PROBLEM DESCRIPTION:
Output all entries verbatim. Skip pictures.

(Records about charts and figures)
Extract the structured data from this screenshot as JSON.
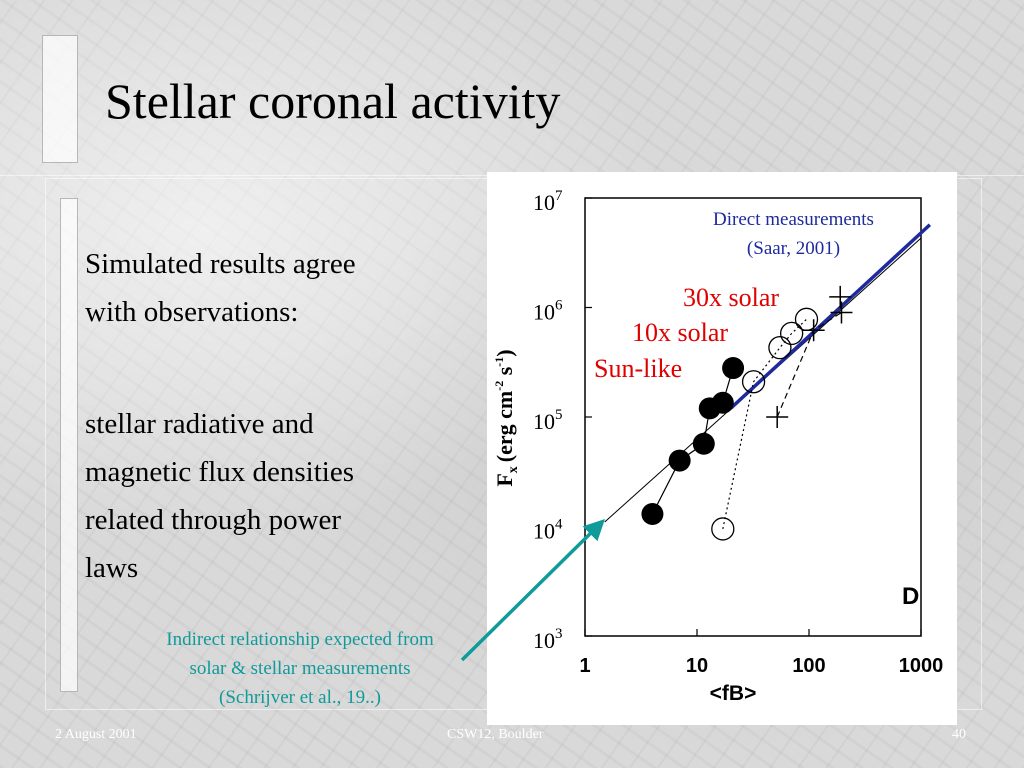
{
  "slide": {
    "title": "Stellar coronal activity",
    "bullet1": [
      "Simulated results agree",
      "with observations:"
    ],
    "bullet2": [
      "stellar radiative and",
      "magnetic flux densities",
      "related through power",
      "laws"
    ],
    "footer_date": "2 August 2001",
    "footer_event": "CSW12, Boulder",
    "footer_page": "40"
  },
  "annotations": {
    "direct": [
      "Direct measurements",
      "(Saar, 2001)"
    ],
    "indirect": [
      "Indirect relationship expected from",
      "solar & stellar measurements",
      "(Schrijver et al., 19..)"
    ],
    "label_30x": "30x solar",
    "label_10x": "10x solar",
    "label_sun": "Sun-like",
    "colors": {
      "blue": "#1e2a9e",
      "red": "#e00000",
      "teal": "#109a9a"
    }
  },
  "chart_data": {
    "type": "scatter",
    "panel_label": "D",
    "xlabel": "<fB>",
    "ylabel_main": "F",
    "ylabel_sub": "x",
    "ylabel_units": "(erg cm",
    "ylabel_exp1": "-2",
    "ylabel_mid": " s",
    "ylabel_exp2": "-1",
    "ylabel_close": ")",
    "xscale": "log",
    "yscale": "log",
    "xlim": [
      1,
      1000
    ],
    "ylim": [
      1000,
      10000000
    ],
    "x_ticks": [
      {
        "value": 1,
        "label": "1"
      },
      {
        "value": 10,
        "label": "10"
      },
      {
        "value": 100,
        "label": "100"
      },
      {
        "value": 1000,
        "label": "1000"
      }
    ],
    "y_ticks": [
      {
        "value": 1000,
        "base": "10",
        "exp": "3"
      },
      {
        "value": 10000,
        "base": "10",
        "exp": "4"
      },
      {
        "value": 100000,
        "base": "10",
        "exp": "5"
      },
      {
        "value": 1000000,
        "base": "10",
        "exp": "6"
      },
      {
        "value": 10000000,
        "base": "10",
        "exp": "7"
      }
    ],
    "series": [
      {
        "marker": "filled-circle",
        "connect": "solid",
        "points": [
          [
            4,
            13000
          ],
          [
            7,
            40000
          ],
          [
            11.5,
            57000
          ],
          [
            13,
            120000
          ],
          [
            17,
            135000
          ],
          [
            21,
            280000
          ]
        ]
      },
      {
        "marker": "open-circle",
        "connect": "dotted",
        "points": [
          [
            17,
            9500
          ],
          [
            32,
            210000
          ],
          [
            55,
            430000
          ],
          [
            70,
            580000
          ],
          [
            95,
            780000
          ]
        ]
      },
      {
        "marker": "plus",
        "connect": "dashed",
        "points": [
          [
            52,
            100000
          ],
          [
            110,
            620000
          ],
          [
            195,
            900000
          ],
          [
            190,
            1250000
          ]
        ]
      }
    ],
    "fit_lines": [
      {
        "style": "thin-black",
        "from": [
          1.5,
          11000
        ],
        "to": [
          1000,
          4300000
        ]
      },
      {
        "style": "thick-blue",
        "from": [
          20,
          120000
        ],
        "to": [
          1200,
          5700000
        ]
      }
    ]
  }
}
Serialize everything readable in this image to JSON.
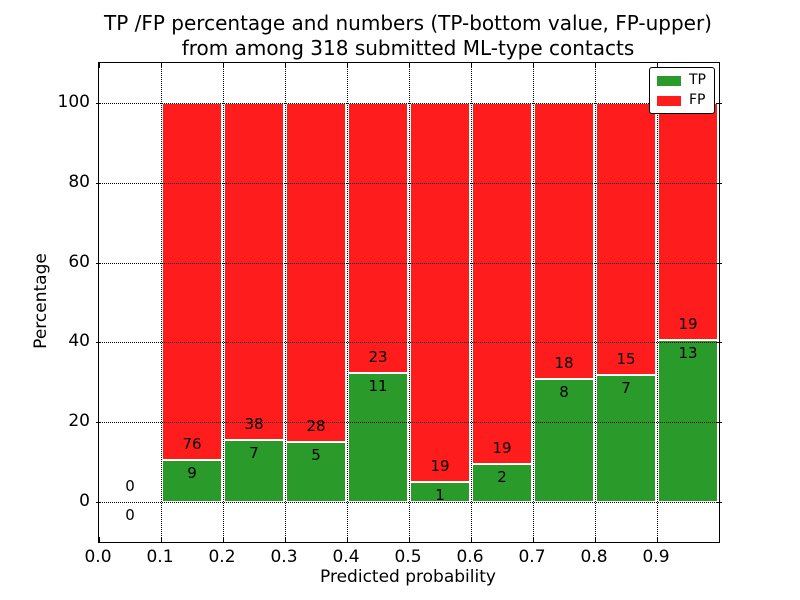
{
  "chart_data": {
    "type": "bar",
    "stacked": true,
    "title_line1": "TP /FP percentage and numbers (TP-bottom value, FP-upper)",
    "title_line2": "from among 318 submitted ML-type contacts",
    "xlabel": "Predicted probability",
    "ylabel": "Percentage",
    "total_contacts": 318,
    "xlim": [
      0.0,
      1.0
    ],
    "ylim": [
      -10,
      110
    ],
    "grid": "dotted, drawn above bars",
    "xticks": {
      "values": [
        0.0,
        0.1,
        0.2,
        0.3,
        0.4,
        0.5,
        0.6,
        0.7,
        0.8,
        0.9
      ],
      "labels": [
        "0.0",
        "0.1",
        "0.2",
        "0.3",
        "0.4",
        "0.5",
        "0.6",
        "0.7",
        "0.8",
        "0.9"
      ]
    },
    "yticks": {
      "values": [
        0,
        20,
        40,
        60,
        80,
        100
      ],
      "labels": [
        "0",
        "20",
        "40",
        "60",
        "80",
        "100"
      ]
    },
    "grid_x": [
      0.1,
      0.2,
      0.3,
      0.4,
      0.5,
      0.6,
      0.7,
      0.8,
      0.9
    ],
    "grid_y": [
      0,
      20,
      40,
      60,
      80,
      100
    ],
    "colors": {
      "tp": "#2a9a2a",
      "fp": "#fe1c1c"
    },
    "legend": {
      "position": "upper right",
      "entries": [
        {
          "label": "TP",
          "color": "#2a9a2a"
        },
        {
          "label": "FP",
          "color": "#fe1c1c"
        }
      ]
    },
    "bins": [
      {
        "range": [
          0.0,
          0.1
        ],
        "tp": 0,
        "fp": 0,
        "tp_pct": 0
      },
      {
        "range": [
          0.1,
          0.2
        ],
        "tp": 9,
        "fp": 76,
        "tp_pct": 10.59
      },
      {
        "range": [
          0.2,
          0.3
        ],
        "tp": 7,
        "fp": 38,
        "tp_pct": 15.56
      },
      {
        "range": [
          0.3,
          0.4
        ],
        "tp": 5,
        "fp": 28,
        "tp_pct": 15.15
      },
      {
        "range": [
          0.4,
          0.5
        ],
        "tp": 11,
        "fp": 23,
        "tp_pct": 32.35
      },
      {
        "range": [
          0.5,
          0.6
        ],
        "tp": 1,
        "fp": 19,
        "tp_pct": 5.0
      },
      {
        "range": [
          0.6,
          0.7
        ],
        "tp": 2,
        "fp": 19,
        "tp_pct": 9.52
      },
      {
        "range": [
          0.7,
          0.8
        ],
        "tp": 8,
        "fp": 18,
        "tp_pct": 30.77
      },
      {
        "range": [
          0.8,
          0.9
        ],
        "tp": 7,
        "fp": 15,
        "tp_pct": 31.82
      },
      {
        "range": [
          0.9,
          1.0
        ],
        "tp": 13,
        "fp": 19,
        "tp_pct": 40.63
      }
    ]
  }
}
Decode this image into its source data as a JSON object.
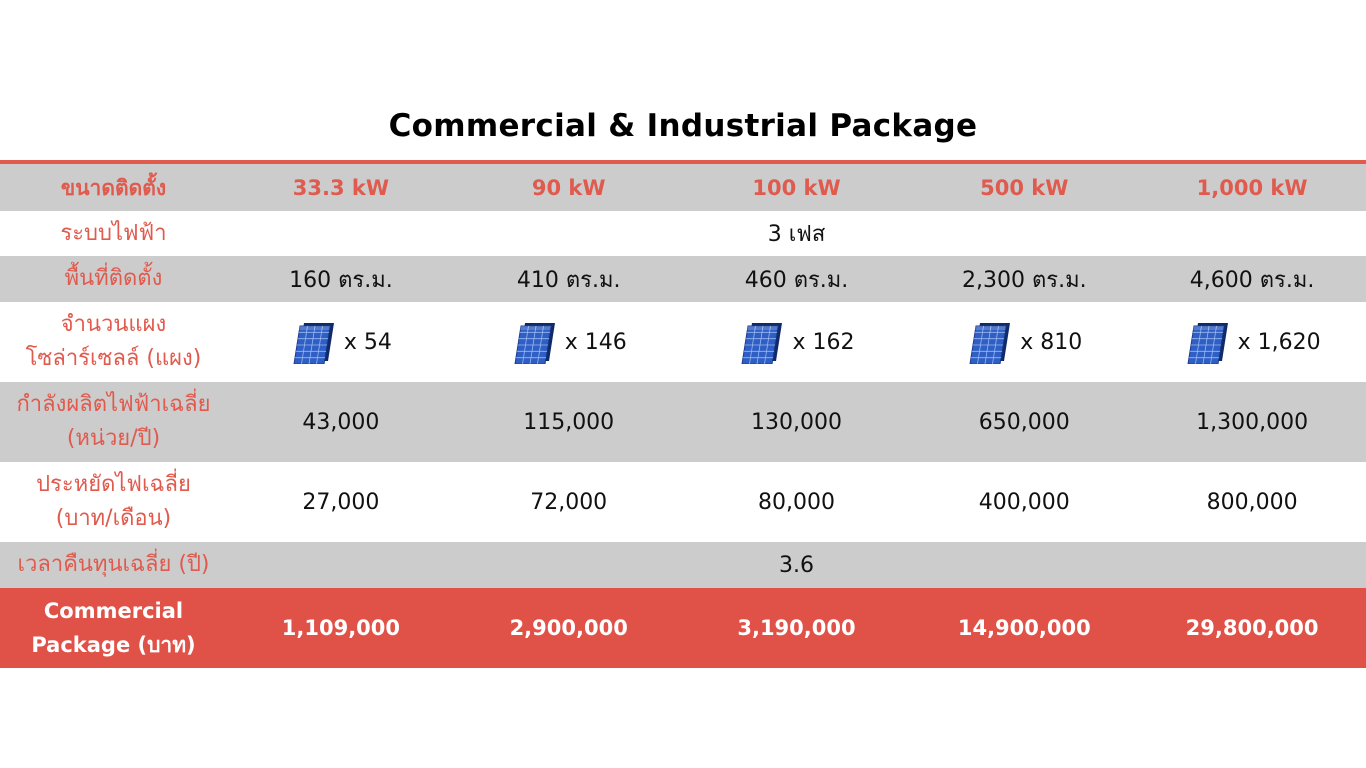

WRITTEN SOLUTION:
Extract the structured data from this screenshot as JSON.
{
  "slide": {
    "title": "Stellar coronal activity",
    "bullet1": [
      "Simulated results agree",
      "with observations:"
    ],
    "bullet2": [
      "stellar radiative and",
      "magnetic flux densities",
      "related through power",
      "laws"
    ],
    "footer_date": "2 August 2001",
    "footer_event": "CSW12, Boulder",
    "footer_page": "40"
  },
  "annotations": {
    "direct": [
      "Direct measurements",
      "(Saar, 2001)"
    ],
    "indirect": [
      "Indirect relationship expected from",
      "solar & stellar measurements",
      "(Schrijver et al., 19..)"
    ],
    "label_30x": "30x solar",
    "label_10x": "10x solar",
    "label_sun": "Sun-like",
    "colors": {
      "blue": "#1e2a9e",
      "red": "#e00000",
      "teal": "#109a9a"
    }
  },
  "chart_data": {
    "type": "scatter",
    "panel_label": "D",
    "xlabel": "<fB>",
    "ylabel_main": "F",
    "ylabel_sub": "x",
    "ylabel_units": "(erg cm",
    "ylabel_exp1": "-2",
    "ylabel_mid": " s",
    "ylabel_exp2": "-1",
    "ylabel_close": ")",
    "xscale": "log",
    "yscale": "log",
    "xlim": [
      1,
      1000
    ],
    "ylim": [
      1000,
      10000000
    ],
    "x_ticks": [
      {
        "value": 1,
        "label": "1"
      },
      {
        "value": 10,
        "label": "10"
      },
      {
        "value": 100,
        "label": "100"
      },
      {
        "value": 1000,
        "label": "1000"
      }
    ],
    "y_ticks": [
      {
        "value": 1000,
        "base": "10",
        "exp": "3"
      },
      {
        "value": 10000,
        "base": "10",
        "exp": "4"
      },
      {
        "value": 100000,
        "base": "10",
        "exp": "5"
      },
      {
        "value": 1000000,
        "base": "10",
        "exp": "6"
      },
      {
        "value": 10000000,
        "base": "10",
        "exp": "7"
      }
    ],
    "series": [
      {
        "marker": "filled-circle",
        "connect": "solid",
        "points": [
          [
            4,
            13000
          ],
          [
            7,
            40000
          ],
          [
            11.5,
            57000
          ],
          [
            13,
            120000
          ],
          [
            17,
            135000
          ],
          [
            21,
            280000
          ]
        ]
      },
      {
        "marker": "open-circle",
        "connect": "dotted",
        "points": [
          [
            17,
            9500
          ],
          [
            32,
            210000
          ],
          [
            55,
            430000
          ],
          [
            70,
            580000
          ],
          [
            95,
            780000
          ]
        ]
      },
      {
        "marker": "plus",
        "connect": "dashed",
        "points": [
          [
            52,
            100000
          ],
          [
            110,
            620000
          ],
          [
            195,
            900000
          ],
          [
            190,
            1250000
          ]
        ]
      }
    ],
    "fit_lines": [
      {
        "style": "thin-black",
        "from": [
          1.5,
          11000
        ],
        "to": [
          1000,
          4300000
        ]
      },
      {
        "style": "thick-blue",
        "from": [
          20,
          120000
        ],
        "to": [
          1200,
          5700000
        ]
      }
    ]
  }
}
Serialize everything readable in this image to JSON.
{
  "chart_data": {
    "type": "bar",
    "stacked": true,
    "title_line1": "TP /FP percentage and numbers (TP-bottom value, FP-upper)",
    "title_line2": "from among 318 submitted ML-type contacts",
    "xlabel": "Predicted probability",
    "ylabel": "Percentage",
    "total_contacts": 318,
    "xlim": [
      0.0,
      1.0
    ],
    "ylim": [
      -10,
      110
    ],
    "grid": "dotted, drawn above bars",
    "xticks": {
      "values": [
        0.0,
        0.1,
        0.2,
        0.3,
        0.4,
        0.5,
        0.6,
        0.7,
        0.8,
        0.9
      ],
      "labels": [
        "0.0",
        "0.1",
        "0.2",
        "0.3",
        "0.4",
        "0.5",
        "0.6",
        "0.7",
        "0.8",
        "0.9"
      ]
    },
    "yticks": {
      "values": [
        0,
        20,
        40,
        60,
        80,
        100
      ],
      "labels": [
        "0",
        "20",
        "40",
        "60",
        "80",
        "100"
      ]
    },
    "grid_x": [
      0.1,
      0.2,
      0.3,
      0.4,
      0.5,
      0.6,
      0.7,
      0.8,
      0.9
    ],
    "grid_y": [
      0,
      20,
      40,
      60,
      80,
      100
    ],
    "colors": {
      "tp": "#2a9a2a",
      "fp": "#fe1c1c"
    },
    "legend": {
      "position": "upper right",
      "entries": [
        {
          "label": "TP",
          "color": "#2a9a2a"
        },
        {
          "label": "FP",
          "color": "#fe1c1c"
        }
      ]
    },
    "bins": [
      {
        "range": [
          0.0,
          0.1
        ],
        "tp": 0,
        "fp": 0,
        "tp_pct": 0
      },
      {
        "range": [
          0.1,
          0.2
        ],
        "tp": 9,
        "fp": 76,
        "tp_pct": 10.59
      },
      {
        "range": [
          0.2,
          0.3
        ],
        "tp": 7,
        "fp": 38,
        "tp_pct": 15.56
      },
      {
        "range": [
          0.3,
          0.4
        ],
        "tp": 5,
        "fp": 28,
        "tp_pct": 15.15
      },
      {
        "range": [
          0.4,
          0.5
        ],
        "tp": 11,
        "fp": 23,
        "tp_pct": 32.35
      },
      {
        "range": [
          0.5,
          0.6
        ],
        "tp": 1,
        "fp": 19,
        "tp_pct": 5.0
      },
      {
        "range": [
          0.6,
          0.7
        ],
        "tp": 2,
        "fp": 19,
        "tp_pct": 9.52
      },
      {
        "range": [
          0.7,
          0.8
        ],
        "tp": 8,
        "fp": 18,
        "tp_pct": 30.77
      },
      {
        "range": [
          0.8,
          0.9
        ],
        "tp": 7,
        "fp": 15,
        "tp_pct": 31.82
      },
      {
        "range": [
          0.9,
          1.0
        ],
        "tp": 13,
        "fp": 19,
        "tp_pct": 40.63
      }
    ]
  }
}
Decode this image into its source data as a JSON object.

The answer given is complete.